### Directions for this task
Filter these entries so that only lines with the word "JSON" remain.

=-=-=-=-=

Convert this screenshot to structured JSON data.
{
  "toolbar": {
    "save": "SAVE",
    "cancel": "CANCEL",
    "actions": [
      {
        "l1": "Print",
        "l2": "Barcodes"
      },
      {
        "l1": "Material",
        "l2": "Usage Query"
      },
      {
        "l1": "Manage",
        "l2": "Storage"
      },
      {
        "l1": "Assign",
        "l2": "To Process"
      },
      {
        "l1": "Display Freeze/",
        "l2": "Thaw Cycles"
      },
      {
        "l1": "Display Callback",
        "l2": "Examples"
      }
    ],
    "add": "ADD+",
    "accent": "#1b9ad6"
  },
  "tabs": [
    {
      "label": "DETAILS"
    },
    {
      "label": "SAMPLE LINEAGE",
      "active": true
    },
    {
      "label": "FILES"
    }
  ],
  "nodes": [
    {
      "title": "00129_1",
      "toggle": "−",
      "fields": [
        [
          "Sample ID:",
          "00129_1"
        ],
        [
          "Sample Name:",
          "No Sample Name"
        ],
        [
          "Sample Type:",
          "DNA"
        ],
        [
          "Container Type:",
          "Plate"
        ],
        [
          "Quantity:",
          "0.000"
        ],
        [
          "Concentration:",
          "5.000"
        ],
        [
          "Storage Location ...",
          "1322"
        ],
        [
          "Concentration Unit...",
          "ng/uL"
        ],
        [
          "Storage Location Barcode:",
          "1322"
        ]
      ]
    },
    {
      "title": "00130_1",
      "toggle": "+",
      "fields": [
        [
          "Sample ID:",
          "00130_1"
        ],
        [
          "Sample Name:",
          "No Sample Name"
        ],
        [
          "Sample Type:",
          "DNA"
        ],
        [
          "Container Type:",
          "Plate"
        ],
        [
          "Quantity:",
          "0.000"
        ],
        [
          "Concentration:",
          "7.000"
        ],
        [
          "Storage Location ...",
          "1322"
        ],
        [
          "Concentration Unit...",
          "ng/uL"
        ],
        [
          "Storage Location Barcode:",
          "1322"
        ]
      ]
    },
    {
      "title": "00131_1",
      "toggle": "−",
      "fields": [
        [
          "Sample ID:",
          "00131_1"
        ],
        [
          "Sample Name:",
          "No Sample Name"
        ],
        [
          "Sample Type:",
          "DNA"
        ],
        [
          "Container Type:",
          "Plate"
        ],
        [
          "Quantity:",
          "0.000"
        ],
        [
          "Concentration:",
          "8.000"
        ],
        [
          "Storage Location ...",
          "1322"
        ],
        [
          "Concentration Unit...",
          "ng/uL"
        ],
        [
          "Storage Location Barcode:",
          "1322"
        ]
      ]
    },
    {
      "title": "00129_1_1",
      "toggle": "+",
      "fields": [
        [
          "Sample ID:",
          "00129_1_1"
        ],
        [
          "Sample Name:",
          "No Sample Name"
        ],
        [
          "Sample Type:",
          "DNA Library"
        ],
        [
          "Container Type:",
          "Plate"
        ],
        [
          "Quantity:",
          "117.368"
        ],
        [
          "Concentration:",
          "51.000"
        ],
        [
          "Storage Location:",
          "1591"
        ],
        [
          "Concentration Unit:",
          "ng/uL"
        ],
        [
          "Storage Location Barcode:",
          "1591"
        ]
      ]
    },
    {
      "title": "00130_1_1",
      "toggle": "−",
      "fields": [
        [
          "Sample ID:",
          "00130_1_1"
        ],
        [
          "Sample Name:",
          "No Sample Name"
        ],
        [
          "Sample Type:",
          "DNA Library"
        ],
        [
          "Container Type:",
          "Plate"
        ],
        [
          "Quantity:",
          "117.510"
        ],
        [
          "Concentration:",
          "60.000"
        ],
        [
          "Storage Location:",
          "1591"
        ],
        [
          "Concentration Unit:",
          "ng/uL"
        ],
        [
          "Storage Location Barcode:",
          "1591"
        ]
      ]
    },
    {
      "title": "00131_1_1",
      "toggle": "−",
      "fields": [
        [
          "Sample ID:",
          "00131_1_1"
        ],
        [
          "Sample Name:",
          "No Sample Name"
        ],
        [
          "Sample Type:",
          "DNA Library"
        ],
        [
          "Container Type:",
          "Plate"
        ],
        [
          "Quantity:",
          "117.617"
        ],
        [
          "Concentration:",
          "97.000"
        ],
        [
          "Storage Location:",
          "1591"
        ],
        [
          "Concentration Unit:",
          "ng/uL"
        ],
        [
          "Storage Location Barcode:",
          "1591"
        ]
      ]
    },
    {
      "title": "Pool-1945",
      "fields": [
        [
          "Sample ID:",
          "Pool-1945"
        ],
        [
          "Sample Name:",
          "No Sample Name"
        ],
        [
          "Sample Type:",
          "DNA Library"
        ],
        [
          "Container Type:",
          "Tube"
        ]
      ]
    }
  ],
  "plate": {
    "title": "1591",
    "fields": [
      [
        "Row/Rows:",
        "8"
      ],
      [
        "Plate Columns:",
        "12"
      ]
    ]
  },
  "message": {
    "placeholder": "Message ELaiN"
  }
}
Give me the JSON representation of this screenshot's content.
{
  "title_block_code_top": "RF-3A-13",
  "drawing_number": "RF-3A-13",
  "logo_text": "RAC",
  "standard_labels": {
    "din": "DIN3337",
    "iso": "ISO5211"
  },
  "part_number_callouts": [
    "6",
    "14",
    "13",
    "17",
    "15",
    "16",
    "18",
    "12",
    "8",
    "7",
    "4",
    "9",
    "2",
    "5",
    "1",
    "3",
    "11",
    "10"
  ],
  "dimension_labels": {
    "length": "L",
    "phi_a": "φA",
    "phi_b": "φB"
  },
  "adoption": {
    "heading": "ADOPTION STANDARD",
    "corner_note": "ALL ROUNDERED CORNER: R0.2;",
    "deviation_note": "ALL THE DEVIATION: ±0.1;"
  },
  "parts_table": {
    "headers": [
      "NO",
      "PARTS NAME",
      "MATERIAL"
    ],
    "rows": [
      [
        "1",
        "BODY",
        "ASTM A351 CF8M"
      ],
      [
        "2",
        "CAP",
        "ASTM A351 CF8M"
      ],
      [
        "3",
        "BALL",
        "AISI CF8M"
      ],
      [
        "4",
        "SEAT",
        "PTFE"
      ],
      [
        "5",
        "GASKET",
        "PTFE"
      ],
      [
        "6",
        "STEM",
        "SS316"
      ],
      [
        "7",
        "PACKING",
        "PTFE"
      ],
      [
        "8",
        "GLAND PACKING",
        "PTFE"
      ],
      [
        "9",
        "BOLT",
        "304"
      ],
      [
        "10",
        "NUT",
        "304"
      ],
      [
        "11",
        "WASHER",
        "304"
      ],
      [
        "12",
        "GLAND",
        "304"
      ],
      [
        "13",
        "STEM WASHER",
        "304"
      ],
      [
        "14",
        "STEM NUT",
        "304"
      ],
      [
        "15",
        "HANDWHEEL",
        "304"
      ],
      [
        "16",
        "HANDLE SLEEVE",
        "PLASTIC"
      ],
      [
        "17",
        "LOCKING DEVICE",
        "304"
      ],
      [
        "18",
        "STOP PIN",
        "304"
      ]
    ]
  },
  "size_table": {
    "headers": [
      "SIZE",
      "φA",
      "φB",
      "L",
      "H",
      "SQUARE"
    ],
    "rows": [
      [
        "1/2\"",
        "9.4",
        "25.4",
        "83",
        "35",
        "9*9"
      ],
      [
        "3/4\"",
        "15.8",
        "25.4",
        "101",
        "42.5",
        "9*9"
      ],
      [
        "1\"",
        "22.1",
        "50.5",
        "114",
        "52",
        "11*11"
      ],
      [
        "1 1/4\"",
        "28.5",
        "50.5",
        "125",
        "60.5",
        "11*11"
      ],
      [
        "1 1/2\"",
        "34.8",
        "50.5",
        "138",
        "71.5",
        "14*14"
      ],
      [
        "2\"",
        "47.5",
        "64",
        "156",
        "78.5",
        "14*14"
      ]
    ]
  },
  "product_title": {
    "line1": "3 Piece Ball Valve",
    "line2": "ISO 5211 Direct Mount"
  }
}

=-=-=-=-=

### The reply
Convert this screenshot to structured JSON data.
Give me the JSON representation of this screenshot's content.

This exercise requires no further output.